• Exercise description
Transcribe the records exactly from the line with "Give me a plain-text" to the end, both included.

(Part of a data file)
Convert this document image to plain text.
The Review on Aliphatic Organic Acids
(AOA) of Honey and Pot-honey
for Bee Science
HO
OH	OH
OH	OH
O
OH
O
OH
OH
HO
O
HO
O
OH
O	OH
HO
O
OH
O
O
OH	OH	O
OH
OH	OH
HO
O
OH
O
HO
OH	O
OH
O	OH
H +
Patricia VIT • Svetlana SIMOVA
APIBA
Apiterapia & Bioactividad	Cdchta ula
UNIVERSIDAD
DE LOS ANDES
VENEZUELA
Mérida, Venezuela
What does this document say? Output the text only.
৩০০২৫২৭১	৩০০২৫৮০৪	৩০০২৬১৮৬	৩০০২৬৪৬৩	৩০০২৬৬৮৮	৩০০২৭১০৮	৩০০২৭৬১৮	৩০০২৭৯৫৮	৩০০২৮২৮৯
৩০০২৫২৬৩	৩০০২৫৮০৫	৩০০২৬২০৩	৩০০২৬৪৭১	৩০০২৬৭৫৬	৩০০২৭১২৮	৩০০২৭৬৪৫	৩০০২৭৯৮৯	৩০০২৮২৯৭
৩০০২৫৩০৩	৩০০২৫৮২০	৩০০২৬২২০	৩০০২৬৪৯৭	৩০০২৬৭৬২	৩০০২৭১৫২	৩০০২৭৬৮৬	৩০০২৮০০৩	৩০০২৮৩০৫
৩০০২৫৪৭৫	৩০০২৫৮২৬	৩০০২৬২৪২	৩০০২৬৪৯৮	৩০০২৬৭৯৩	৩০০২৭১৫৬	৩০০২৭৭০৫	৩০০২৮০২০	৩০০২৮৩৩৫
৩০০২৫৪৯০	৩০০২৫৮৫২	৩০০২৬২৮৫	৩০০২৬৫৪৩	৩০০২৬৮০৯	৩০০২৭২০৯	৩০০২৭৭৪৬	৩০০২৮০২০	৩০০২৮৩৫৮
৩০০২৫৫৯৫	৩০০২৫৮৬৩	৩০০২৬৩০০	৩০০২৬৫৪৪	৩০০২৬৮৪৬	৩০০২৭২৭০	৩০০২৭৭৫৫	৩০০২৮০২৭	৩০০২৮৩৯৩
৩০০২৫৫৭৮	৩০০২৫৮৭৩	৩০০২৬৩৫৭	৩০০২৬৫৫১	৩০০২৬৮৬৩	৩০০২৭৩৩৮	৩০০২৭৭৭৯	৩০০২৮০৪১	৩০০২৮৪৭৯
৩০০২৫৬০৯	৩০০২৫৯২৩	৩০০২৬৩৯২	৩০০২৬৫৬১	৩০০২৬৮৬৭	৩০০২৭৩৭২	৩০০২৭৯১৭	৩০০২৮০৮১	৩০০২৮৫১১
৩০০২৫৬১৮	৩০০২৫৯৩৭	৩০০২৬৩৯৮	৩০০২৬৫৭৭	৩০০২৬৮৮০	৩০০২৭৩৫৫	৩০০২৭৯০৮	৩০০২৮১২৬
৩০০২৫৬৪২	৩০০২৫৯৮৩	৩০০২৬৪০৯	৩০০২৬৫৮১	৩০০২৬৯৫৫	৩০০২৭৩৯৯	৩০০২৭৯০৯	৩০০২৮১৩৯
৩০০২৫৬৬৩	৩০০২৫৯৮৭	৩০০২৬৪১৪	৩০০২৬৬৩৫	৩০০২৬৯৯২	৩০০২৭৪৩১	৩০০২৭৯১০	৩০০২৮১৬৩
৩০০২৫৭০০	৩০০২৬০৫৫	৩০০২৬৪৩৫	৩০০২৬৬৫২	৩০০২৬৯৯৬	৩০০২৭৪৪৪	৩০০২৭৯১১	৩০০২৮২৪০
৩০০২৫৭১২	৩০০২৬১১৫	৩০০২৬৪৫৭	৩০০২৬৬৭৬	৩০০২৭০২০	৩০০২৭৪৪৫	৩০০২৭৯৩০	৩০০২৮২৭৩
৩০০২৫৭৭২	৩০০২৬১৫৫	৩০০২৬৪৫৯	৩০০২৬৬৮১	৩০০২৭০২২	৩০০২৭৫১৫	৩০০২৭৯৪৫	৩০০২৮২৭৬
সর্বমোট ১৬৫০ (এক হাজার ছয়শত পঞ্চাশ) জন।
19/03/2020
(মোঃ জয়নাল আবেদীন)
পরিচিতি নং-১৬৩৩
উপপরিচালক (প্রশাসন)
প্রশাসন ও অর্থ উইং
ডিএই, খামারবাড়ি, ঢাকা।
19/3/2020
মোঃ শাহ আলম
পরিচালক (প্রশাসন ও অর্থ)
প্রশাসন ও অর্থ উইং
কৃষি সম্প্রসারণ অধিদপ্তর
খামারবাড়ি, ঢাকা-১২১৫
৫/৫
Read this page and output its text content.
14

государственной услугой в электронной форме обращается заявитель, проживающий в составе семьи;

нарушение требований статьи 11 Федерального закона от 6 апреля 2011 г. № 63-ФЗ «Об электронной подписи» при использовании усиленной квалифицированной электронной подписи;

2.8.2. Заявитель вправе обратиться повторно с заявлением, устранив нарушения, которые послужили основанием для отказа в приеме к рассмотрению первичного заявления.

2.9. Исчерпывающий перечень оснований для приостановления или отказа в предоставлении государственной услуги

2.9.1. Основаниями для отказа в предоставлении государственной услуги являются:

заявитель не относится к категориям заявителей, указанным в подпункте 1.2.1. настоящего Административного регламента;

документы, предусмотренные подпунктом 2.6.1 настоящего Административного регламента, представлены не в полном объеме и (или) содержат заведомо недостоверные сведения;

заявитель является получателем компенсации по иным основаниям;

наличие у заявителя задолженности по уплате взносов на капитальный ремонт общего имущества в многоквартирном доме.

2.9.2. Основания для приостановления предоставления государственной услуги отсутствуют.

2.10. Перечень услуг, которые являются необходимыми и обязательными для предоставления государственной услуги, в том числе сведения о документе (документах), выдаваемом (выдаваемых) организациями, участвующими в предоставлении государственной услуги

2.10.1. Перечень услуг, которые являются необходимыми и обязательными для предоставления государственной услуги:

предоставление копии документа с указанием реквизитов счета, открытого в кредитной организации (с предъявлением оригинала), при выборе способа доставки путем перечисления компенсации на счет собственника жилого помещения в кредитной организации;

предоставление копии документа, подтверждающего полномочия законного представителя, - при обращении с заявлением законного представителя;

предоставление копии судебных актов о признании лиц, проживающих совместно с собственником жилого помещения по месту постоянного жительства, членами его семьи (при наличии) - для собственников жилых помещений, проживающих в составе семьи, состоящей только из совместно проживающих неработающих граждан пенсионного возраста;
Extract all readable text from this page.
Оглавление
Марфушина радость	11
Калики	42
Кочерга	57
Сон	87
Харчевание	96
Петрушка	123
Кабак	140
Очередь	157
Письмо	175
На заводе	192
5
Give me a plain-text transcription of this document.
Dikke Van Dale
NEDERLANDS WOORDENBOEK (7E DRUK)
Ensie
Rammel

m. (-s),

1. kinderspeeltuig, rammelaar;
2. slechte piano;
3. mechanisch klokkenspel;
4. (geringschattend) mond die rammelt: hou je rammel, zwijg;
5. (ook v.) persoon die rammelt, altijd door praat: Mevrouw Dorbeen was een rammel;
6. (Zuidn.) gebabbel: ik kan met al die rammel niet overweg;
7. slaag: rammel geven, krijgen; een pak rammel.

• Answer below
Give me a plain-text transcription of this document.
Dikke Van Dale
NEDERLANDS WOORDENBOEK (7E DRUK)
Ensie
Rammel

m. (-s),

1. kinderspeeltuig, rammelaar;
2. slechte piano;
3. mechanisch klokkenspel;
4. (geringschattend) mond die rammelt: hou je rammel, zwijg;
5. (ook v.) persoon die rammelt, altijd door praat: Mevrouw Dorbeen was een rammel;
6. (Zuidn.) gebabbel: ik kan met al die rammel niet overweg;
7. slaag: rammel geven, krijgen; een pak rammel.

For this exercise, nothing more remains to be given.